[Material to process start]
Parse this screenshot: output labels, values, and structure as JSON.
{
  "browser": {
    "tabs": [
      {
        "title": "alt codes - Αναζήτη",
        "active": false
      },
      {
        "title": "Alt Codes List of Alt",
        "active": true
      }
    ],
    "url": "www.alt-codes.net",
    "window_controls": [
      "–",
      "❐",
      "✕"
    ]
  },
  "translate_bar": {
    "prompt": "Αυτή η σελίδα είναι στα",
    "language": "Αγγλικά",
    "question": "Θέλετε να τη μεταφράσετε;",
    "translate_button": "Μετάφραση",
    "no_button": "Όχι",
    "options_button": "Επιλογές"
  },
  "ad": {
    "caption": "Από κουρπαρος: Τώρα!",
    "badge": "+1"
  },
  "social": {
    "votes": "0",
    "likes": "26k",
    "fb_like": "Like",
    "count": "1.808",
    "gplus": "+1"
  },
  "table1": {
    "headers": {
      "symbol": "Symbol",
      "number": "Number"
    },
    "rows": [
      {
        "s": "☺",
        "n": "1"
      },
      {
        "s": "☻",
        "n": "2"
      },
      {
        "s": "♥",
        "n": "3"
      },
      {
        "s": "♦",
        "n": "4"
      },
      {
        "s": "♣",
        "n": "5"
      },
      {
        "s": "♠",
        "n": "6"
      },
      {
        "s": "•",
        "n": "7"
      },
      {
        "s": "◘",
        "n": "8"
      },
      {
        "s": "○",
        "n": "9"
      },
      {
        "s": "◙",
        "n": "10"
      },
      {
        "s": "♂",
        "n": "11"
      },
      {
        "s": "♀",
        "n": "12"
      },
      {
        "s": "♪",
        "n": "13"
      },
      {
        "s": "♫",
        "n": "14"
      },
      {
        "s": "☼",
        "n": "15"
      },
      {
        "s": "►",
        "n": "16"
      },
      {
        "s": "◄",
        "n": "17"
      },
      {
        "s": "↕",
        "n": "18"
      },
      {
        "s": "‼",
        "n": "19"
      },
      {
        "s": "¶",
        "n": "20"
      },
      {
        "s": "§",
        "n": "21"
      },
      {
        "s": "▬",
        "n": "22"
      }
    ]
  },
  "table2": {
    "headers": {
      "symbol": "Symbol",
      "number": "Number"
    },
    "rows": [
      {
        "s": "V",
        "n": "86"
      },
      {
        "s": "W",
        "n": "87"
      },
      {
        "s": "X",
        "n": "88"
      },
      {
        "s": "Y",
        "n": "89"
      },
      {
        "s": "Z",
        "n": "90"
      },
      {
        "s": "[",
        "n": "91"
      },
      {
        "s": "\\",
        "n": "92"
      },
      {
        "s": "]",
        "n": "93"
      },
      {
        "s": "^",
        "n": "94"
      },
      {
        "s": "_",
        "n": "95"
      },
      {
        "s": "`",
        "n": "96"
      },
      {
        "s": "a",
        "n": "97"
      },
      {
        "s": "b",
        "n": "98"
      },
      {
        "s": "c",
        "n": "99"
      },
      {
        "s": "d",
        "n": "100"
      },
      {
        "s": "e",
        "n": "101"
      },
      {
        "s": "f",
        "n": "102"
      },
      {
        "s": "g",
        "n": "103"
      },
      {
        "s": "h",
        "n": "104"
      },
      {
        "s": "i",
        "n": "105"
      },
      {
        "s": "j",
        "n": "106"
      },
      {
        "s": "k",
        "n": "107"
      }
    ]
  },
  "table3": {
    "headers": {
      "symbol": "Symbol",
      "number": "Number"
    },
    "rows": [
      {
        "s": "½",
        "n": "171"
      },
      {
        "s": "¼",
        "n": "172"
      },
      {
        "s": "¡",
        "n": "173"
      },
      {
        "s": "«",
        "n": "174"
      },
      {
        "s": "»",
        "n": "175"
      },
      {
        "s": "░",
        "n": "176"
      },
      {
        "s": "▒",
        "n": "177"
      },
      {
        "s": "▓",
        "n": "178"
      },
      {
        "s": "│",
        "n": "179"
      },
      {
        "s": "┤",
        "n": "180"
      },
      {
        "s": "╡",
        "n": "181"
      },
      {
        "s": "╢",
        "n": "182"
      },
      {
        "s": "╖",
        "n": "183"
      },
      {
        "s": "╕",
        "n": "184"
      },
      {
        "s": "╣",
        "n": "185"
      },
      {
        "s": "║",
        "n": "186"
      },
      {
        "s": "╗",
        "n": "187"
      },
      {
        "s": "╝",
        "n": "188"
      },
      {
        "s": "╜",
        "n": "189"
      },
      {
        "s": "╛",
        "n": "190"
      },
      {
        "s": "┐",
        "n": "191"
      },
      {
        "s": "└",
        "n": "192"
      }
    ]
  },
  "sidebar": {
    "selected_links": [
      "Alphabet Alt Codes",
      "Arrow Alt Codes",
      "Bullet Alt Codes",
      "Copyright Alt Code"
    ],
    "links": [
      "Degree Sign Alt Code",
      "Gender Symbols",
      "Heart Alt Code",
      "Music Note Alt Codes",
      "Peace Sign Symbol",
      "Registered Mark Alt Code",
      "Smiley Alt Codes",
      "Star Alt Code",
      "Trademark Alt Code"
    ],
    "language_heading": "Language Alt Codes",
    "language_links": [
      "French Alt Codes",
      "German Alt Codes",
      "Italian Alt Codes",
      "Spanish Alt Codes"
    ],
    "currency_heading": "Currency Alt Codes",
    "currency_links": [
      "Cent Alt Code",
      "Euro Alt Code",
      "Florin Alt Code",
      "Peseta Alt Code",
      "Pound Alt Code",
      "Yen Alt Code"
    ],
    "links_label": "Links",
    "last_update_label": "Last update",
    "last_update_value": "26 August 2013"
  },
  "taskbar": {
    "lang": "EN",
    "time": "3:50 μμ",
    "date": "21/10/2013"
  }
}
[Material to process end]
_Task requirements_. Copy the entries above exactly, leaving none out.

_Solution for this problem_.
Parse this screenshot: output labels, values, and structure as JSON.
{
  "browser": {
    "tabs": [
      {
        "title": "alt codes - Αναζήτη",
        "active": false
      },
      {
        "title": "Alt Codes List of Alt",
        "active": true
      }
    ],
    "url": "www.alt-codes.net",
    "window_controls": [
      "–",
      "❐",
      "✕"
    ]
  },
  "translate_bar": {
    "prompt": "Αυτή η σελίδα είναι στα",
    "language": "Αγγλικά",
    "question": "Θέλετε να τη μεταφράσετε;",
    "translate_button": "Μετάφραση",
    "no_button": "Όχι",
    "options_button": "Επιλογές"
  },
  "ad": {
    "caption": "Από κουρπαρος: Τώρα!",
    "badge": "+1"
  },
  "social": {
    "votes": "0",
    "likes": "26k",
    "fb_like": "Like",
    "count": "1.808",
    "gplus": "+1"
  },
  "table1": {
    "headers": {
      "symbol": "Symbol",
      "number": "Number"
    },
    "rows": [
      {
        "s": "☺",
        "n": "1"
      },
      {
        "s": "☻",
        "n": "2"
      },
      {
        "s": "♥",
        "n": "3"
      },
      {
        "s": "♦",
        "n": "4"
      },
      {
        "s": "♣",
        "n": "5"
      },
      {
        "s": "♠",
        "n": "6"
      },
      {
        "s": "•",
        "n": "7"
      },
      {
        "s": "◘",
        "n": "8"
      },
      {
        "s": "○",
        "n": "9"
      },
      {
        "s": "◙",
        "n": "10"
      },
      {
        "s": "♂",
        "n": "11"
      },
      {
        "s": "♀",
        "n": "12"
      },
      {
        "s": "♪",
        "n": "13"
      },
      {
        "s": "♫",
        "n": "14"
      },
      {
        "s": "☼",
        "n": "15"
      },
      {
        "s": "►",
        "n": "16"
      },
      {
        "s": "◄",
        "n": "17"
      },
      {
        "s": "↕",
        "n": "18"
      },
      {
        "s": "‼",
        "n": "19"
      },
      {
        "s": "¶",
        "n": "20"
      },
      {
        "s": "§",
        "n": "21"
      },
      {
        "s": "▬",
        "n": "22"
      }
    ]
  },
  "table2": {
    "headers": {
      "symbol": "Symbol",
      "number": "Number"
    },
    "rows": [
      {
        "s": "V",
        "n": "86"
      },
      {
        "s": "W",
        "n": "87"
      },
      {
        "s": "X",
        "n": "88"
      },
      {
        "s": "Y",
        "n": "89"
      },
      {
        "s": "Z",
        "n": "90"
      },
      {
        "s": "[",
        "n": "91"
      },
      {
        "s": "\\",
        "n": "92"
      },
      {
        "s": "]",
        "n": "93"
      },
      {
        "s": "^",
        "n": "94"
      },
      {
        "s": "_",
        "n": "95"
      },
      {
        "s": "`",
        "n": "96"
      },
      {
        "s": "a",
        "n": "97"
      },
      {
        "s": "b",
        "n": "98"
      },
      {
        "s": "c",
        "n": "99"
      },
      {
        "s": "d",
        "n": "100"
      },
      {
        "s": "e",
        "n": "101"
      },
      {
        "s": "f",
        "n": "102"
      },
      {
        "s": "g",
        "n": "103"
      },
      {
        "s": "h",
        "n": "104"
      },
      {
        "s": "i",
        "n": "105"
      },
      {
        "s": "j",
        "n": "106"
      },
      {
        "s": "k",
        "n": "107"
      }
    ]
  },
  "table3": {
    "headers": {
      "symbol": "Symbol",
      "number": "Number"
    },
    "rows": [
      {
        "s": "½",
        "n": "171"
      },
      {
        "s": "¼",
        "n": "172"
      },
      {
        "s": "¡",
        "n": "173"
      },
      {
        "s": "«",
        "n": "174"
      },
      {
        "s": "»",
        "n": "175"
      },
      {
        "s": "░",
        "n": "176"
      },
      {
        "s": "▒",
        "n": "177"
      },
      {
        "s": "▓",
        "n": "178"
      },
      {
        "s": "│",
        "n": "179"
      },
      {
        "s": "┤",
        "n": "180"
      },
      {
        "s": "╡",
        "n": "181"
      },
      {
        "s": "╢",
        "n": "182"
      },
      {
        "s": "╖",
        "n": "183"
      },
      {
        "s": "╕",
        "n": "184"
      },
      {
        "s": "╣",
        "n": "185"
      },
      {
        "s": "║",
        "n": "186"
      },
      {
        "s": "╗",
        "n": "187"
      },
      {
        "s": "╝",
        "n": "188"
      },
      {
        "s": "╜",
        "n": "189"
      },
      {
        "s": "╛",
        "n": "190"
      },
      {
        "s": "┐",
        "n": "191"
      },
      {
        "s": "└",
        "n": "192"
      }
    ]
  },
  "sidebar": {
    "selected_links": [
      "Alphabet Alt Codes",
      "Arrow Alt Codes",
      "Bullet Alt Codes",
      "Copyright Alt Code"
    ],
    "links": [
      "Degree Sign Alt Code",
      "Gender Symbols",
      "Heart Alt Code",
      "Music Note Alt Codes",
      "Peace Sign Symbol",
      "Registered Mark Alt Code",
      "Smiley Alt Codes",
      "Star Alt Code",
      "Trademark Alt Code"
    ],
    "language_heading": "Language Alt Codes",
    "language_links": [
      "French Alt Codes",
      "German Alt Codes",
      "Italian Alt Codes",
      "Spanish Alt Codes"
    ],
    "currency_heading": "Currency Alt Codes",
    "currency_links": [
      "Cent Alt Code",
      "Euro Alt Code",
      "Florin Alt Code",
      "Peseta Alt Code",
      "Pound Alt Code",
      "Yen Alt Code"
    ],
    "links_label": "Links",
    "last_update_label": "Last update",
    "last_update_value": "26 August 2013"
  },
  "taskbar": {
    "lang": "EN",
    "time": "3:50 μμ",
    "date": "21/10/2013"
  }
}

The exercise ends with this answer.